### Task details
Check every line below for the word "make" and copy each one that has it.

____________

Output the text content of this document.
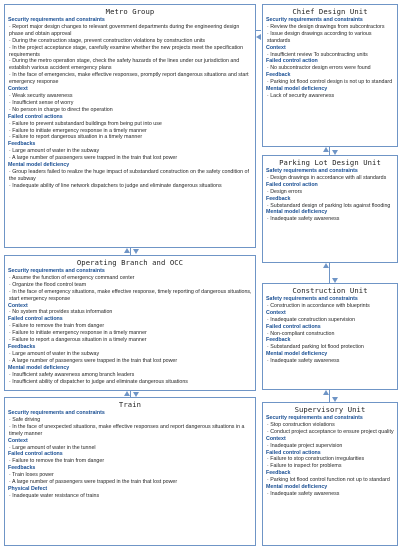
Metro Group
Security requirements and constraints
· Report major design changes to relevant government departments during the engineering design phase and obtain approval
· During the construction stage, prevent construction violations by construction units
· In the project acceptance stage, carefully examine whether the new projects meet the specification requirements
· During the metro operation stage, check the safety hazards of the lines under our jurisdiction and establish various accident emergency plans
· In the face of emergencies, make effective responses, promptly report dangerous situations and start emergency response
Context
· Weak security awareness
· Insufficient sense of worry
· No person in charge to direct the operation
Failed control actions
· Failure to prevent substandard buildings from being put into use
· Failure to initiate emergency response in a timely manner
· Failure to report dangerous situation in a timely manner
Feedbacks
· Large amount of water in the subway
· A large number of passengers were trapped in the train that lost power
Mental model deficiency
· Group leaders failed to realize the huge impact of substandard construction on the safety condition of the subway
· Inadequate ability of line network dispatchers to judge and eliminate dangerous situations
Chief Design Unit
Security requirements and constraints
· Review the design drawings from subcontractors
· Issue design drawings according to various standards
Context
· Insufficient review To subcontracting units
Failed control action
· No subcontractor design errors were found
Feedback
· Parking lot flood control design is not up to standard
Mental model deficiency
· Lack of security awareness
Parking Lot Design Unit
Safety requirements and constraints
· Design drawings in accordance with all standards
Failed control action
· Design errors
Feedback
· Substandard design of parking lots against flooding
Mental model deficiency
· Inadequate safety awareness
Operating Branch and OCC
Security requirements and constraints
· Assume the function of emergency command center
· Organize the flood control team
· In the face of emergency situations, make effective response, timely reporting of dangerous situations, start emergency response
Context
· No system that provides status information
Failed control actions
· Failure to remove the train from danger
· Failure to initiate emergency response in a timely manner
· Failure to report a dangerous situation in a timely manner
Feedbacks
· Large amount of water in the subway
· A large number of passengers were trapped in the train that lost power
Mental model deficiency
· Insufficient safety awareness among branch leaders
· Insufficient ability of dispatcher to judge and eliminate dangerous situations
Construction Unit
Safety requirements and constraints
· Construction in accordance with blueprints
Context
· Inadequate construction supervision
Failed control actions
· Non-compliant construction
Feedback
· Substandard parking lot flood protection
Mental model deficiency
· Inadequate safety awareness
Train
Security requirements and constraints
· Safe driving
· In the face of unexpected situations, make effective responses and report dangerous situations in a timely manner
Context
· Large amount of water in the tunnel
Failed control actions
· Failure to remove the train from danger
Feedbacks
· Train loses power
· A large number of passengers were trapped in the train that lost power
Physical Defect
· Inadequate water resistance of trains
Supervisory Unit
Security requirements and constraints
· Stop construction violations
· Conduct project acceptance to ensure project quality
Context
· Inadequate project supervision
Failed control actions
· Failure to stop construction irregularities
· Failure to inspect for problems
Feedback
· Parking lot flood control function not up to standard
Mental model deficiency
· Inadequate safety awareness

____________

### Answer to this exercise
· In the face of emergencies, make effective responses, promptly report dangerous situations and start emergency response
· In the face of emergency situations, make effective response, timely reporting of dangerous situations, start emergency response
· In the face of unexpected situations, make effective responses and report dangerous situations in a timely manner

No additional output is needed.